[Begin Input for this task]

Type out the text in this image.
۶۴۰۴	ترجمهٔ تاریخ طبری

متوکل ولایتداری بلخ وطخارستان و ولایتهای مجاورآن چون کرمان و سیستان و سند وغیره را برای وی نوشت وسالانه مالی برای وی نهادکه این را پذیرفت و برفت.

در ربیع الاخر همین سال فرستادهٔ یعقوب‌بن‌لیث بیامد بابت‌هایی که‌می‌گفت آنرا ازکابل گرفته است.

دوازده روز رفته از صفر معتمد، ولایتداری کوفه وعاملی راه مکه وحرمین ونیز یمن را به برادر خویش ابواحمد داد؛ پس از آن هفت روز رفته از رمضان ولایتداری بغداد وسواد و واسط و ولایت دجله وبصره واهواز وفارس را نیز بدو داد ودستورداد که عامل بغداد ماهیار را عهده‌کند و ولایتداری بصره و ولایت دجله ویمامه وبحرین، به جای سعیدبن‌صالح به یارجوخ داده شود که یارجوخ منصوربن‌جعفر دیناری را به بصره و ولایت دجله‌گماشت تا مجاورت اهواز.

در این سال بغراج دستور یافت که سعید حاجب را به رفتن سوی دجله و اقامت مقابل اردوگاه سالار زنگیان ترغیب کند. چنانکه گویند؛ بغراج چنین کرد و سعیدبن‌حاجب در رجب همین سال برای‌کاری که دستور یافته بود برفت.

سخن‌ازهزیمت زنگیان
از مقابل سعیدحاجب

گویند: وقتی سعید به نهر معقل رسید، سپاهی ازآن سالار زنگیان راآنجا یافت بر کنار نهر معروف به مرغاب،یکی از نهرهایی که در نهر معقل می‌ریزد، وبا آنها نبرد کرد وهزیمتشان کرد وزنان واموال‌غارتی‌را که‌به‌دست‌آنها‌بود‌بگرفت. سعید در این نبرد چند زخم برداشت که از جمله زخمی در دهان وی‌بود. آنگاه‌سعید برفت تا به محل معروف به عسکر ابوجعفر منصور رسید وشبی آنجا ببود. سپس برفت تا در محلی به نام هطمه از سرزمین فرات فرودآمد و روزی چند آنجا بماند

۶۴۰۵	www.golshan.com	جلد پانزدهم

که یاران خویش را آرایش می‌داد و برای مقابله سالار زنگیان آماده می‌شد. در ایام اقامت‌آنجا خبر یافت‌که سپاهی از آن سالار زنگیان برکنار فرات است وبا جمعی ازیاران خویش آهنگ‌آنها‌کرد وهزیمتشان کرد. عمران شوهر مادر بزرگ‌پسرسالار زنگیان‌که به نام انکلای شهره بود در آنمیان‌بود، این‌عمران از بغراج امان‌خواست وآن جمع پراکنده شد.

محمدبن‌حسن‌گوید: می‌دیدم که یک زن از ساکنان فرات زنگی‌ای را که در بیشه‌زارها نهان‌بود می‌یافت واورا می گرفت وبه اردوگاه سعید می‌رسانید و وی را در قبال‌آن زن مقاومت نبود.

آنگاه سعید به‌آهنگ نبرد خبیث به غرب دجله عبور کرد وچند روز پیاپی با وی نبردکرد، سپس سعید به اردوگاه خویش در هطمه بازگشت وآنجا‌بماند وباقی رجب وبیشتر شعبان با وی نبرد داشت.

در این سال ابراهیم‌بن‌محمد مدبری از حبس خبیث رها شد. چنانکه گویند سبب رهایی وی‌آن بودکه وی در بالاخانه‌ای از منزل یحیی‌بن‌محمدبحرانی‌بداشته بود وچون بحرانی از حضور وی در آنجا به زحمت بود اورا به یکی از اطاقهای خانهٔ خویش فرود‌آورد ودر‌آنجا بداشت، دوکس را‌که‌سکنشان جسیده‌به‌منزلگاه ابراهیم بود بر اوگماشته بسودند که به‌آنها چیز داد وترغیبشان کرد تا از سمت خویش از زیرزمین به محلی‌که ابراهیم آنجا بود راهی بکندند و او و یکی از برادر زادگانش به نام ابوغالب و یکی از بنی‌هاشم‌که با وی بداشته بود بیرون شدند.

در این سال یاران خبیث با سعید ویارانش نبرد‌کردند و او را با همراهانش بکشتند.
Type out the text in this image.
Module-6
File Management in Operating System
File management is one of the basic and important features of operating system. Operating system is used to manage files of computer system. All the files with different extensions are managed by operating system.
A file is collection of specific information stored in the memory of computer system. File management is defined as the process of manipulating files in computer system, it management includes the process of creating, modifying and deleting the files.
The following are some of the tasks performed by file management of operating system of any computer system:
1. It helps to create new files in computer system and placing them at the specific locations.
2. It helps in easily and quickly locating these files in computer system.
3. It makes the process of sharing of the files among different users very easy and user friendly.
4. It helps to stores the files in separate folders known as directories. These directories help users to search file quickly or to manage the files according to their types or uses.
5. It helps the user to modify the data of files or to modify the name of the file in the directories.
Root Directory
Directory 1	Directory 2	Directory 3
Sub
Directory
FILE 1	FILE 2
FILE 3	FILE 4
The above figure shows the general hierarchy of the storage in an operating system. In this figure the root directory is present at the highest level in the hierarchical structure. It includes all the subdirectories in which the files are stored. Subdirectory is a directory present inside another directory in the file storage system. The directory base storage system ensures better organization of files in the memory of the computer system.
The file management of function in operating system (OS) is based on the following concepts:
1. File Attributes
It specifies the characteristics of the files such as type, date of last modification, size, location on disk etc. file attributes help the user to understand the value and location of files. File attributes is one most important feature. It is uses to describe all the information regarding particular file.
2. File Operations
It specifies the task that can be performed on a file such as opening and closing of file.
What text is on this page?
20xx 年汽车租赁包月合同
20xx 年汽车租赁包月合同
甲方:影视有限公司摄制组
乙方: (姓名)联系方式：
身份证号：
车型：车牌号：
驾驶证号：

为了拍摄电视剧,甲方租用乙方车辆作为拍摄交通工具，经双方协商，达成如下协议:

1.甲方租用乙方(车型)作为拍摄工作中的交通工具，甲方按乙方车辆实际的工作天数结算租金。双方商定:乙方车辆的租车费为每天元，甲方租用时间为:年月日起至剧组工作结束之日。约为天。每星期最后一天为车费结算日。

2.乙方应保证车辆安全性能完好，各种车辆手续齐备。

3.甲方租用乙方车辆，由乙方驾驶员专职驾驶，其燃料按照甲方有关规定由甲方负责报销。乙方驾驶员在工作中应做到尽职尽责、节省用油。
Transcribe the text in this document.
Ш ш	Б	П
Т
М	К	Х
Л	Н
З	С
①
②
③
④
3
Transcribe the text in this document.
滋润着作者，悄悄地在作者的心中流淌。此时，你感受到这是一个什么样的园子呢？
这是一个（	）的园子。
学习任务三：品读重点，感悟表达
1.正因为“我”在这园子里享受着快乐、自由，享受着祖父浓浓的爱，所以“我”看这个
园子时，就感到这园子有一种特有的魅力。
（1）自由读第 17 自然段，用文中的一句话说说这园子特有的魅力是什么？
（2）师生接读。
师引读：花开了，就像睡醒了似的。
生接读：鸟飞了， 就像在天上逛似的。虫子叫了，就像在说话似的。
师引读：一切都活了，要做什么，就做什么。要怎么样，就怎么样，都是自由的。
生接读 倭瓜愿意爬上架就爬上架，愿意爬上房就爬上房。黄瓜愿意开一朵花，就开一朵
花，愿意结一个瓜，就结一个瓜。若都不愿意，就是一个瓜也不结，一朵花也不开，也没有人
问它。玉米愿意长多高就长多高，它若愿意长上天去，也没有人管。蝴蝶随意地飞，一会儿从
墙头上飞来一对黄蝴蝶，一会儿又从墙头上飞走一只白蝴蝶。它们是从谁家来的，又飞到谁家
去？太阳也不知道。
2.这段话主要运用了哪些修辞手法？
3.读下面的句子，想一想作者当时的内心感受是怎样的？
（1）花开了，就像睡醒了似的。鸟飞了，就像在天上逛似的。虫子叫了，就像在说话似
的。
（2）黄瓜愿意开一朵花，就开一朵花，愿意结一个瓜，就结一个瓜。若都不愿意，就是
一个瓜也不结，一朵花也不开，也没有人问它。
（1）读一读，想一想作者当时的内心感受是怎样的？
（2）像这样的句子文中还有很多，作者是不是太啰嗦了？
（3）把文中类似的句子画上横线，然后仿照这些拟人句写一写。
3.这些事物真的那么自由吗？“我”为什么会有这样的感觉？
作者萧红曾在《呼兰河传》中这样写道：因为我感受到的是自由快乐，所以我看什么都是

[End Input for this task]

Problem details: Isolate each line of the listing above that includes "ولایتداری". Copy it.

Correct response:
متوکل ولایتداری بلخ وطخارستان و ولایتهای مجاورآن چون کرمان و سیستان و سند وغیره را برای وی نوشت وسالانه مالی برای وی نهادکه این را پذیرفت و برفت.
دوازده روز رفته از صفر معتمد، ولایتداری کوفه وعاملی راه مکه وحرمین ونیز یمن را به برادر خویش ابواحمد داد؛ پس از آن هفت روز رفته از رمضان ولایتداری بغداد وسواد و واسط و ولایت دجله وبصره واهواز وفارس را نیز بدو داد ودستورداد که عامل بغداد ماهیار را عهده‌کند و ولایتداری بصره و ولایت دجله ویمامه وبحرین، به جای سعیدبن‌صالح به یارجوخ داده شود که یارجوخ منصوربن‌جعفر دیناری را به بصره و ولایت دجله‌گماشت تا مجاورت اهواز.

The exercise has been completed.